Figure contents as structured data
__________________________________________________
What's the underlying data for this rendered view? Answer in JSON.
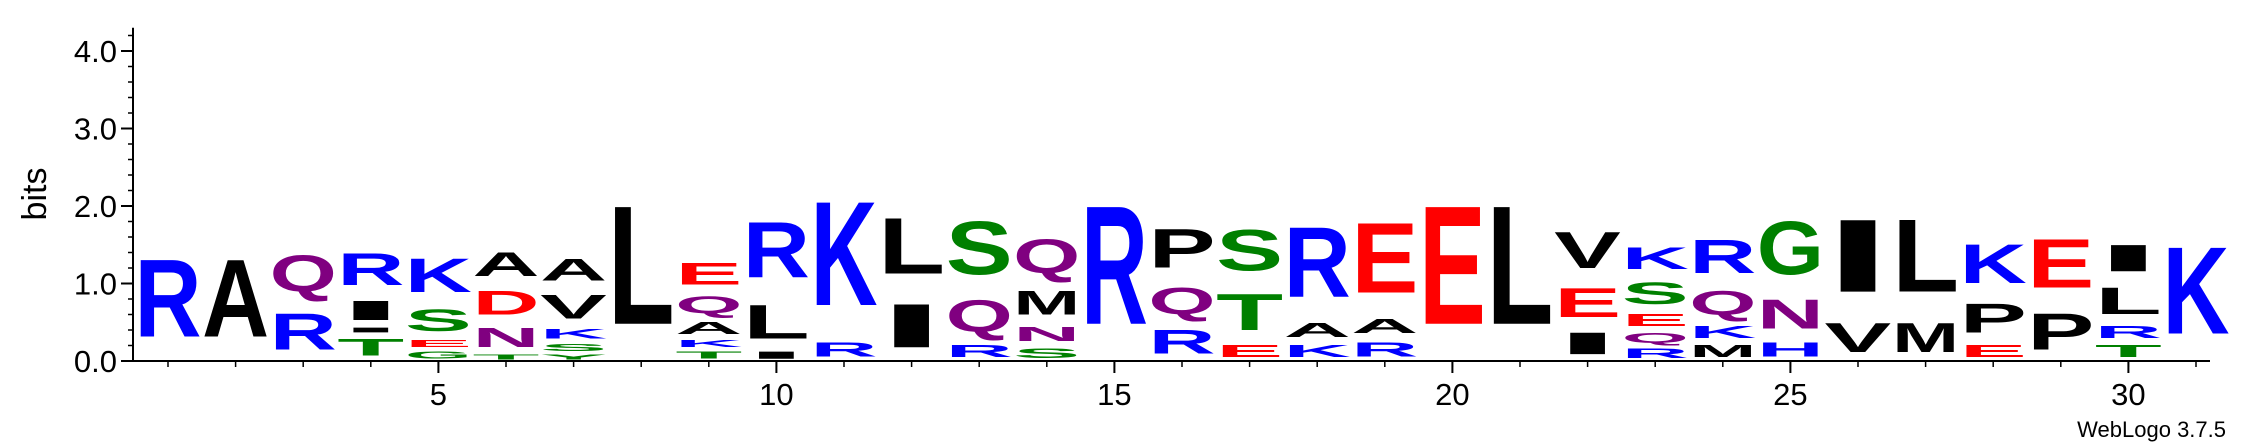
{
  "chart_data": {
    "type": "sequence-logo",
    "title": "",
    "xlabel": "",
    "ylabel": "bits",
    "ylim": [
      0,
      4.3
    ],
    "yticks": [
      "0.0",
      "1.0",
      "2.0",
      "3.0",
      "4.0"
    ],
    "xticks": [
      "5",
      "10",
      "15",
      "20",
      "25",
      "30"
    ],
    "credit": "WebLogo 3.7.5",
    "colors": {
      "basic": "#0000ff",
      "acidic": "#ff0000",
      "polar": "#008000",
      "amide": "#800080",
      "hydrophobic": "#000000"
    },
    "positions": [
      {
        "pos": 1,
        "stack": [
          {
            "letter": "R",
            "height": 1.6
          }
        ]
      },
      {
        "pos": 2,
        "stack": [
          {
            "letter": "A",
            "height": 1.6
          }
        ]
      },
      {
        "pos": 3,
        "stack": [
          {
            "letter": "R",
            "height": 0.75
          },
          {
            "letter": "Q",
            "height": 0.75
          }
        ]
      },
      {
        "pos": 4,
        "stack": [
          {
            "letter": "T",
            "height": 0.35
          },
          {
            "letter": "I",
            "height": 0.1
          },
          {
            "letter": "I",
            "height": 0.4
          },
          {
            "letter": "R",
            "height": 0.65
          }
        ]
      },
      {
        "pos": 5,
        "stack": [
          {
            "letter": "G",
            "height": 0.15
          },
          {
            "letter": "E",
            "height": 0.15
          },
          {
            "letter": "S",
            "height": 0.45
          },
          {
            "letter": "K",
            "height": 0.7
          }
        ]
      },
      {
        "pos": 6,
        "stack": [
          {
            "letter": "T",
            "height": 0.1
          },
          {
            "letter": "N",
            "height": 0.4
          },
          {
            "letter": "D",
            "height": 0.5
          },
          {
            "letter": "A",
            "height": 0.5
          }
        ]
      },
      {
        "pos": 7,
        "stack": [
          {
            "letter": "Y",
            "height": 0.1
          },
          {
            "letter": "S",
            "height": 0.15
          },
          {
            "letter": "K",
            "height": 0.2
          },
          {
            "letter": "V",
            "height": 0.5
          },
          {
            "letter": "A",
            "height": 0.45
          }
        ]
      },
      {
        "pos": 8,
        "stack": [
          {
            "letter": "L",
            "height": 2.45
          }
        ]
      },
      {
        "pos": 9,
        "stack": [
          {
            "letter": "T",
            "height": 0.15
          },
          {
            "letter": "K",
            "height": 0.15
          },
          {
            "letter": "A",
            "height": 0.25
          },
          {
            "letter": "Q",
            "height": 0.35
          },
          {
            "letter": "E",
            "height": 0.45
          }
        ]
      },
      {
        "pos": 10,
        "stack": [
          {
            "letter": "I",
            "height": 0.15
          },
          {
            "letter": "L",
            "height": 0.7
          },
          {
            "letter": "R",
            "height": 1.15
          }
        ]
      },
      {
        "pos": 11,
        "stack": [
          {
            "letter": "R",
            "height": 0.3
          },
          {
            "letter": "K",
            "height": 2.15
          }
        ]
      },
      {
        "pos": 12,
        "stack": [
          {
            "letter": "I",
            "height": 0.9
          },
          {
            "letter": "L",
            "height": 1.15
          }
        ]
      },
      {
        "pos": 13,
        "stack": [
          {
            "letter": "R",
            "height": 0.25
          },
          {
            "letter": "Q",
            "height": 0.65
          },
          {
            "letter": "S",
            "height": 1.1
          }
        ]
      },
      {
        "pos": 14,
        "stack": [
          {
            "letter": "S",
            "height": 0.2
          },
          {
            "letter": "N",
            "height": 0.3
          },
          {
            "letter": "M",
            "height": 0.5
          },
          {
            "letter": "Q",
            "height": 0.7
          }
        ]
      },
      {
        "pos": 15,
        "stack": [
          {
            "letter": "R",
            "height": 2.45
          }
        ]
      },
      {
        "pos": 16,
        "stack": [
          {
            "letter": "R",
            "height": 0.5
          },
          {
            "letter": "Q",
            "height": 0.55
          },
          {
            "letter": "P",
            "height": 0.8
          }
        ]
      },
      {
        "pos": 17,
        "stack": [
          {
            "letter": "E",
            "height": 0.25
          },
          {
            "letter": "T",
            "height": 0.75
          },
          {
            "letter": "S",
            "height": 0.85
          }
        ]
      },
      {
        "pos": 18,
        "stack": [
          {
            "letter": "K",
            "height": 0.25
          },
          {
            "letter": "A",
            "height": 0.3
          },
          {
            "letter": "R",
            "height": 1.45
          }
        ]
      },
      {
        "pos": 19,
        "stack": [
          {
            "letter": "R",
            "height": 0.3
          },
          {
            "letter": "A",
            "height": 0.3
          },
          {
            "letter": "E",
            "height": 1.45
          }
        ]
      },
      {
        "pos": 20,
        "stack": [
          {
            "letter": "E",
            "height": 2.45
          }
        ]
      },
      {
        "pos": 21,
        "stack": [
          {
            "letter": "L",
            "height": 2.45
          }
        ]
      },
      {
        "pos": 22,
        "stack": [
          {
            "letter": "I",
            "height": 0.45
          },
          {
            "letter": "E",
            "height": 0.6
          },
          {
            "letter": "V",
            "height": 0.75
          }
        ]
      },
      {
        "pos": 23,
        "stack": [
          {
            "letter": "R",
            "height": 0.2
          },
          {
            "letter": "Q",
            "height": 0.2
          },
          {
            "letter": "E",
            "height": 0.25
          },
          {
            "letter": "S",
            "height": 0.45
          },
          {
            "letter": "K",
            "height": 0.45
          }
        ]
      },
      {
        "pos": 24,
        "stack": [
          {
            "letter": "M",
            "height": 0.25
          },
          {
            "letter": "K",
            "height": 0.25
          },
          {
            "letter": "Q",
            "height": 0.5
          },
          {
            "letter": "R",
            "height": 0.7
          }
        ]
      },
      {
        "pos": 25,
        "stack": [
          {
            "letter": "H",
            "height": 0.3
          },
          {
            "letter": "N",
            "height": 0.6
          },
          {
            "letter": "G",
            "height": 1.1
          }
        ]
      },
      {
        "pos": 26,
        "stack": [
          {
            "letter": "V",
            "height": 0.6
          },
          {
            "letter": "I",
            "height": 1.5
          }
        ]
      },
      {
        "pos": 27,
        "stack": [
          {
            "letter": "M",
            "height": 0.6
          },
          {
            "letter": "L",
            "height": 1.5
          }
        ]
      },
      {
        "pos": 28,
        "stack": [
          {
            "letter": "E",
            "height": 0.25
          },
          {
            "letter": "P",
            "height": 0.6
          },
          {
            "letter": "K",
            "height": 0.8
          }
        ]
      },
      {
        "pos": 29,
        "stack": [
          {
            "letter": "P",
            "height": 0.75
          },
          {
            "letter": "E",
            "height": 1.0
          }
        ]
      },
      {
        "pos": 30,
        "stack": [
          {
            "letter": "T",
            "height": 0.25
          },
          {
            "letter": "R",
            "height": 0.25
          },
          {
            "letter": "L",
            "height": 0.55
          },
          {
            "letter": "I",
            "height": 0.55
          }
        ]
      },
      {
        "pos": 31,
        "stack": [
          {
            "letter": "K",
            "height": 1.8
          }
        ]
      }
    ]
  }
}
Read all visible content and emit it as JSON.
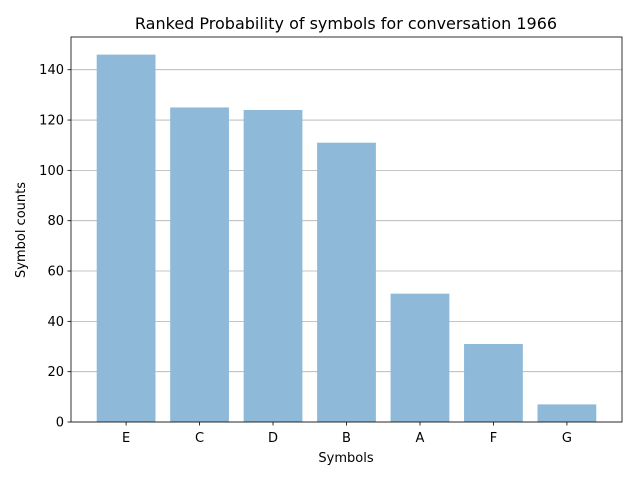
{
  "chart_data": {
    "type": "bar",
    "title": "Ranked Probability of symbols for conversation 1966",
    "xlabel": "Symbols",
    "ylabel": "Symbol counts",
    "categories": [
      "E",
      "C",
      "D",
      "B",
      "A",
      "F",
      "G"
    ],
    "values": [
      146,
      125,
      124,
      111,
      51,
      31,
      7
    ],
    "ylim": [
      0,
      153
    ],
    "yticks": [
      0,
      20,
      40,
      60,
      80,
      100,
      120,
      140
    ],
    "grid": "horizontal",
    "bar_color": "#8eb9d9"
  }
}
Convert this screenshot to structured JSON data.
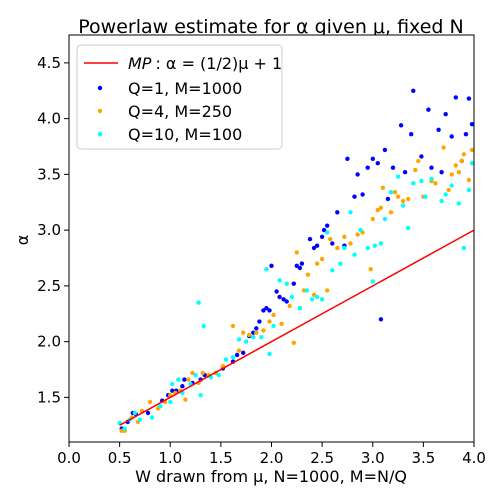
__________________________________________________
Keep every word of the data as it is when you write it out, but drop the pictures.

What's the underlying data for this rendered view? Answer in JSON.
{
  "chart_data": {
    "type": "sequence-logo",
    "title": "",
    "xlabel": "",
    "ylabel": "bits",
    "ylim": [
      0,
      4.3
    ],
    "yticks": [
      "0.0",
      "1.0",
      "2.0",
      "3.0",
      "4.0"
    ],
    "xticks": [
      "5",
      "10",
      "15",
      "20",
      "25",
      "30"
    ],
    "credit": "WebLogo 3.7.5",
    "colors": {
      "basic": "#0000ff",
      "acidic": "#ff0000",
      "polar": "#008000",
      "amide": "#800080",
      "hydrophobic": "#000000"
    },
    "positions": [
      {
        "pos": 1,
        "stack": [
          {
            "letter": "R",
            "height": 1.6
          }
        ]
      },
      {
        "pos": 2,
        "stack": [
          {
            "letter": "A",
            "height": 1.6
          }
        ]
      },
      {
        "pos": 3,
        "stack": [
          {
            "letter": "R",
            "height": 0.75
          },
          {
            "letter": "Q",
            "height": 0.75
          }
        ]
      },
      {
        "pos": 4,
        "stack": [
          {
            "letter": "T",
            "height": 0.35
          },
          {
            "letter": "I",
            "height": 0.1
          },
          {
            "letter": "I",
            "height": 0.4
          },
          {
            "letter": "R",
            "height": 0.65
          }
        ]
      },
      {
        "pos": 5,
        "stack": [
          {
            "letter": "G",
            "height": 0.15
          },
          {
            "letter": "E",
            "height": 0.15
          },
          {
            "letter": "S",
            "height": 0.45
          },
          {
            "letter": "K",
            "height": 0.7
          }
        ]
      },
      {
        "pos": 6,
        "stack": [
          {
            "letter": "T",
            "height": 0.1
          },
          {
            "letter": "N",
            "height": 0.4
          },
          {
            "letter": "D",
            "height": 0.5
          },
          {
            "letter": "A",
            "height": 0.5
          }
        ]
      },
      {
        "pos": 7,
        "stack": [
          {
            "letter": "Y",
            "height": 0.1
          },
          {
            "letter": "S",
            "height": 0.15
          },
          {
            "letter": "K",
            "height": 0.2
          },
          {
            "letter": "V",
            "height": 0.5
          },
          {
            "letter": "A",
            "height": 0.45
          }
        ]
      },
      {
        "pos": 8,
        "stack": [
          {
            "letter": "L",
            "height": 2.45
          }
        ]
      },
      {
        "pos": 9,
        "stack": [
          {
            "letter": "T",
            "height": 0.15
          },
          {
            "letter": "K",
            "height": 0.15
          },
          {
            "letter": "A",
            "height": 0.25
          },
          {
            "letter": "Q",
            "height": 0.35
          },
          {
            "letter": "E",
            "height": 0.45
          }
        ]
      },
      {
        "pos": 10,
        "stack": [
          {
            "letter": "I",
            "height": 0.15
          },
          {
            "letter": "L",
            "height": 0.7
          },
          {
            "letter": "R",
            "height": 1.15
          }
        ]
      },
      {
        "pos": 11,
        "stack": [
          {
            "letter": "R",
            "height": 0.3
          },
          {
            "letter": "K",
            "height": 2.15
          }
        ]
      },
      {
        "pos": 12,
        "stack": [
          {
            "letter": "I",
            "height": 0.9
          },
          {
            "letter": "L",
            "height": 1.15
          }
        ]
      },
      {
        "pos": 13,
        "stack": [
          {
            "letter": "R",
            "height": 0.25
          },
          {
            "letter": "Q",
            "height": 0.65
          },
          {
            "letter": "S",
            "height": 1.1
          }
        ]
      },
      {
        "pos": 14,
        "stack": [
          {
            "letter": "S",
            "height": 0.2
          },
          {
            "letter": "N",
            "height": 0.3
          },
          {
            "letter": "M",
            "height": 0.5
          },
          {
            "letter": "Q",
            "height": 0.7
          }
        ]
      },
      {
        "pos": 15,
        "stack": [
          {
            "letter": "R",
            "height": 2.45
          }
        ]
      },
      {
        "pos": 16,
        "stack": [
          {
            "letter": "R",
            "height": 0.5
          },
          {
            "letter": "Q",
            "height": 0.55
          },
          {
            "letter": "P",
            "height": 0.8
          }
        ]
      },
      {
        "pos": 17,
        "stack": [
          {
            "letter": "E",
            "height": 0.25
          },
          {
            "letter": "T",
            "height": 0.75
          },
          {
            "letter": "S",
            "height": 0.85
          }
        ]
      },
      {
        "pos": 18,
        "stack": [
          {
            "letter": "K",
            "height": 0.25
          },
          {
            "letter": "A",
            "height": 0.3
          },
          {
            "letter": "R",
            "height": 1.45
          }
        ]
      },
      {
        "pos": 19,
        "stack": [
          {
            "letter": "R",
            "height": 0.3
          },
          {
            "letter": "A",
            "height": 0.3
          },
          {
            "letter": "E",
            "height": 1.45
          }
        ]
      },
      {
        "pos": 20,
        "stack": [
          {
            "letter": "E",
            "height": 2.45
          }
        ]
      },
      {
        "pos": 21,
        "stack": [
          {
            "letter": "L",
            "height": 2.45
          }
        ]
      },
      {
        "pos": 22,
        "stack": [
          {
            "letter": "I",
            "height": 0.45
          },
          {
            "letter": "E",
            "height": 0.6
          },
          {
            "letter": "V",
            "height": 0.75
          }
        ]
      },
      {
        "pos": 23,
        "stack": [
          {
            "letter": "R",
            "height": 0.2
          },
          {
            "letter": "Q",
            "height": 0.2
          },
          {
            "letter": "E",
            "height": 0.25
          },
          {
            "letter": "S",
            "height": 0.45
          },
          {
            "letter": "K",
            "height": 0.45
          }
        ]
      },
      {
        "pos": 24,
        "stack": [
          {
            "letter": "M",
            "height": 0.25
          },
          {
            "letter": "K",
            "height": 0.25
          },
          {
            "letter": "Q",
            "height": 0.5
          },
          {
            "letter": "R",
            "height": 0.7
          }
        ]
      },
      {
        "pos": 25,
        "stack": [
          {
            "letter": "H",
            "height": 0.3
          },
          {
            "letter": "N",
            "height": 0.6
          },
          {
            "letter": "G",
            "height": 1.1
          }
        ]
      },
      {
        "pos": 26,
        "stack": [
          {
            "letter": "V",
            "height": 0.6
          },
          {
            "letter": "I",
            "height": 1.5
          }
        ]
      },
      {
        "pos": 27,
        "stack": [
          {
            "letter": "M",
            "height": 0.6
          },
          {
            "letter": "L",
            "height": 1.5
          }
        ]
      },
      {
        "pos": 28,
        "stack": [
          {
            "letter": "E",
            "height": 0.25
          },
          {
            "letter": "P",
            "height": 0.6
          },
          {
            "letter": "K",
            "height": 0.8
          }
        ]
      },
      {
        "pos": 29,
        "stack": [
          {
            "letter": "P",
            "height": 0.75
          },
          {
            "letter": "E",
            "height": 1.0
          }
        ]
      },
      {
        "pos": 30,
        "stack": [
          {
            "letter": "T",
            "height": 0.25
          },
          {
            "letter": "R",
            "height": 0.25
          },
          {
            "letter": "L",
            "height": 0.55
          },
          {
            "letter": "I",
            "height": 0.55
          }
        ]
      },
      {
        "pos": 31,
        "stack": [
          {
            "letter": "K",
            "height": 1.8
          }
        ]
      }
    ]
  }
}
Read all visible content and emit it as JSON.
{
  "chart_data": {
    "type": "bar",
    "title": "Ranked Probability of symbols for conversation 1966",
    "xlabel": "Symbols",
    "ylabel": "Symbol counts",
    "categories": [
      "E",
      "C",
      "D",
      "B",
      "A",
      "F",
      "G"
    ],
    "values": [
      146,
      125,
      124,
      111,
      51,
      31,
      7
    ],
    "ylim": [
      0,
      153
    ],
    "yticks": [
      0,
      20,
      40,
      60,
      80,
      100,
      120,
      140
    ],
    "grid": "horizontal",
    "bar_color": "#8eb9d9"
  }
}
Convert this screenshot to structured JSON data.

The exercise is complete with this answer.